◆ **EXTRACTED DATA**
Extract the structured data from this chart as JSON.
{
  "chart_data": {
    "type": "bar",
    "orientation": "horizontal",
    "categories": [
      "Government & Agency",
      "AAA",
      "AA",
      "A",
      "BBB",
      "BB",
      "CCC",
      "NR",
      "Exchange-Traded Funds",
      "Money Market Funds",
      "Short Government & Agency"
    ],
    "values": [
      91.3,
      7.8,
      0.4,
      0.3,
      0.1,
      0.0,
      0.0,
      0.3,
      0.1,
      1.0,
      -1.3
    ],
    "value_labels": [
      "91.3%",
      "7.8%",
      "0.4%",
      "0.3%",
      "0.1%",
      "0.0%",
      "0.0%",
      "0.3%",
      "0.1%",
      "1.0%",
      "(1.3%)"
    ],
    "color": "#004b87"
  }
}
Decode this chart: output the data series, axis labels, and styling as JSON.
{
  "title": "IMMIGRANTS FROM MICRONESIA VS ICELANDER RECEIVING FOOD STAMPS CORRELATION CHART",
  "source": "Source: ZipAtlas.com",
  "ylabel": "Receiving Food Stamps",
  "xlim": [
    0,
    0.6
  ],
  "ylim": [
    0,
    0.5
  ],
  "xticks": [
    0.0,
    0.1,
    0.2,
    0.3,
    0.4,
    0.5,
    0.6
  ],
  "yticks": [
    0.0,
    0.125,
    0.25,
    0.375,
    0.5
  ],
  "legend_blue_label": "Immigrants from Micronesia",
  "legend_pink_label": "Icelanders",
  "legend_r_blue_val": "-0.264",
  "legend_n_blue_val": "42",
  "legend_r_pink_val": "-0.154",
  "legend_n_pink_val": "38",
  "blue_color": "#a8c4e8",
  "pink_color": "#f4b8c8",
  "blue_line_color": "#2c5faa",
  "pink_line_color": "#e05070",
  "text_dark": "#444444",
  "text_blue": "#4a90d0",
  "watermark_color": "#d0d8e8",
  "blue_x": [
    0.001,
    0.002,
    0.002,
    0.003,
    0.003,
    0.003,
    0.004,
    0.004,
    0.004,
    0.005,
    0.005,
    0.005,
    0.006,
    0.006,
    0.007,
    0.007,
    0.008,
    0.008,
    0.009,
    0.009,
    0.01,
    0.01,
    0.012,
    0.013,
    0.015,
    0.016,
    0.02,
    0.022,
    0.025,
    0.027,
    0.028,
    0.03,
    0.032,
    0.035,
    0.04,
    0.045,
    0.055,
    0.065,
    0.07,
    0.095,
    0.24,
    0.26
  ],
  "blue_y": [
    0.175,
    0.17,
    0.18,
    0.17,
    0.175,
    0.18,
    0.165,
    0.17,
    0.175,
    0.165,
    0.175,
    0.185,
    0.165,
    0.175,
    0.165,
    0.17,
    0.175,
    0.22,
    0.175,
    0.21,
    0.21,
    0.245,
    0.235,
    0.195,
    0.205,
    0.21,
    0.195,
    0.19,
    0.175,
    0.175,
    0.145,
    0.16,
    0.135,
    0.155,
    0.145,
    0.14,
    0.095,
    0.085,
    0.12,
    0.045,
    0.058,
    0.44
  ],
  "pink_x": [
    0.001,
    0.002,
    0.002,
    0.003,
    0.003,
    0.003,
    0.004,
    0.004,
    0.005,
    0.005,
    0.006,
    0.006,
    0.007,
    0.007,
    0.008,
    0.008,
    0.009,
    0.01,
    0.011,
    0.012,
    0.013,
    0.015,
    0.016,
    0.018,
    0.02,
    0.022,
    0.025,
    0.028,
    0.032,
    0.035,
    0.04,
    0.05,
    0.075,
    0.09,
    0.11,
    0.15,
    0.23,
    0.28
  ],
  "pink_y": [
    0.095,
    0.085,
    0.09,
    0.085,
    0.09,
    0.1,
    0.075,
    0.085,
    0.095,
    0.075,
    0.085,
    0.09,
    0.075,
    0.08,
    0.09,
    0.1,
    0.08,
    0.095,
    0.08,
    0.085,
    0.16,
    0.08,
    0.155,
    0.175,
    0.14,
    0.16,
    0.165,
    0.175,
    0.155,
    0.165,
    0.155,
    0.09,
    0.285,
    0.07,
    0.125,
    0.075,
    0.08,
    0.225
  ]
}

◆ **THE PROBLEM**
Find the lines above that include the string "this" and copy them.

◆ **WRITTEN SOLUTION**
Extract the structured data from this chart as JSON.
Decode this chart: output the data series, axis labels, and styling as JSON.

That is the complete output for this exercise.